LISTED RECORDS
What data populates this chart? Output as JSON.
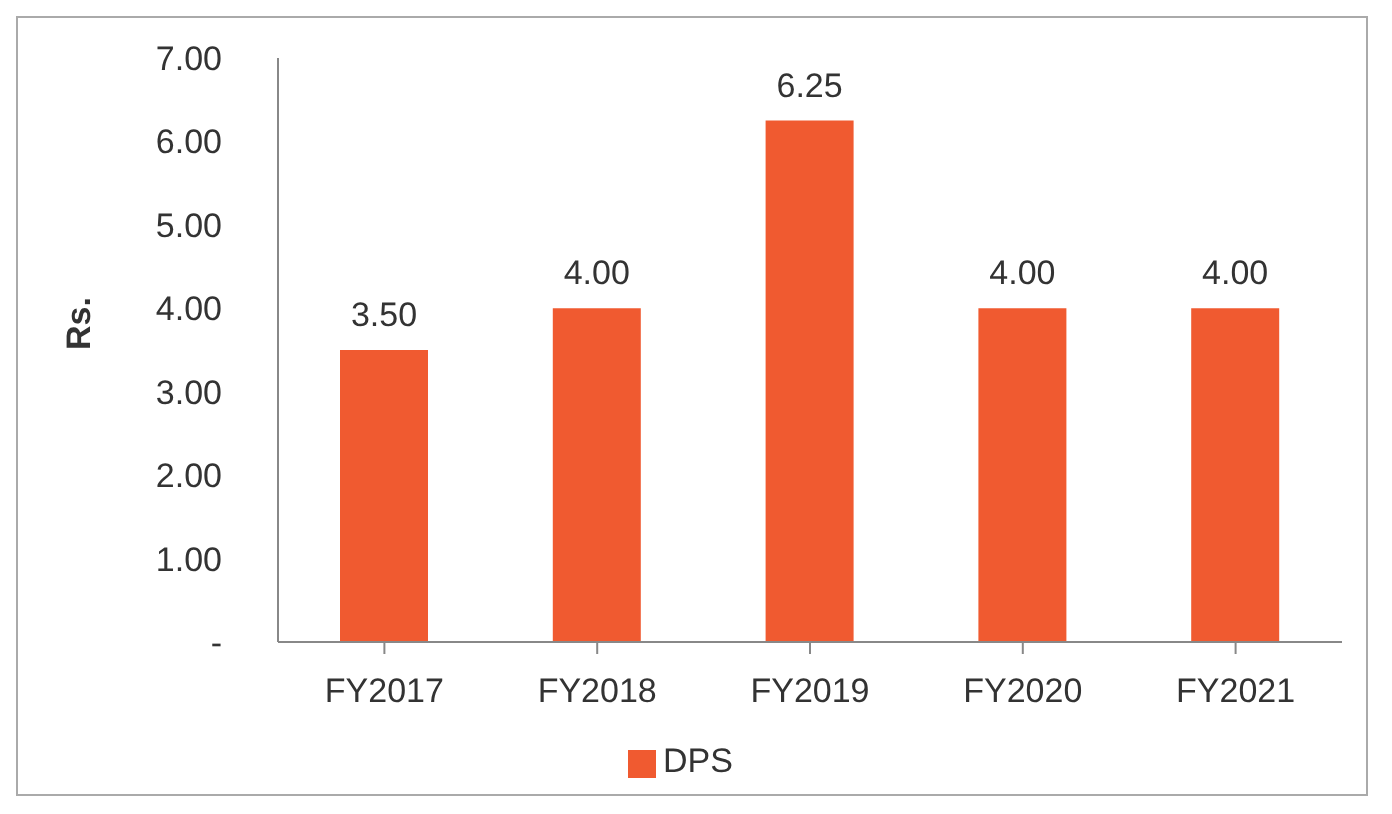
{
  "chart_data": {
    "type": "bar",
    "ylabel": "Rs.",
    "categories": [
      "FY2017",
      "FY2018",
      "FY2019",
      "FY2020",
      "FY2021"
    ],
    "series": [
      {
        "name": "DPS",
        "color": "#f05a30",
        "values": [
          3.5,
          4.0,
          6.25,
          4.0,
          4.0
        ]
      }
    ],
    "value_labels": [
      "3.50",
      "4.00",
      "6.25",
      "4.00",
      "4.00"
    ],
    "ylim": [
      0,
      7
    ],
    "yticks": [
      {
        "value": 0,
        "label": "-"
      },
      {
        "value": 1,
        "label": "1.00"
      },
      {
        "value": 2,
        "label": "2.00"
      },
      {
        "value": 3,
        "label": "3.00"
      },
      {
        "value": 4,
        "label": "4.00"
      },
      {
        "value": 5,
        "label": "5.00"
      },
      {
        "value": 6,
        "label": "6.00"
      },
      {
        "value": 7,
        "label": "7.00"
      }
    ],
    "grid": false,
    "legend": "bottom"
  }
}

WHAT IS EXPECTED
Drop the images and repeat the data exactly.

EXERCISE OUTPUT
What data populates this chart? Output as JSON.
{
  "chart_data": {
    "type": "bar",
    "ylabel": "Rs.",
    "categories": [
      "FY2017",
      "FY2018",
      "FY2019",
      "FY2020",
      "FY2021"
    ],
    "series": [
      {
        "name": "DPS",
        "color": "#f05a30",
        "values": [
          3.5,
          4.0,
          6.25,
          4.0,
          4.0
        ]
      }
    ],
    "value_labels": [
      "3.50",
      "4.00",
      "6.25",
      "4.00",
      "4.00"
    ],
    "ylim": [
      0,
      7
    ],
    "yticks": [
      {
        "value": 0,
        "label": "-"
      },
      {
        "value": 1,
        "label": "1.00"
      },
      {
        "value": 2,
        "label": "2.00"
      },
      {
        "value": 3,
        "label": "3.00"
      },
      {
        "value": 4,
        "label": "4.00"
      },
      {
        "value": 5,
        "label": "5.00"
      },
      {
        "value": 6,
        "label": "6.00"
      },
      {
        "value": 7,
        "label": "7.00"
      }
    ],
    "grid": false,
    "legend": "bottom"
  }
}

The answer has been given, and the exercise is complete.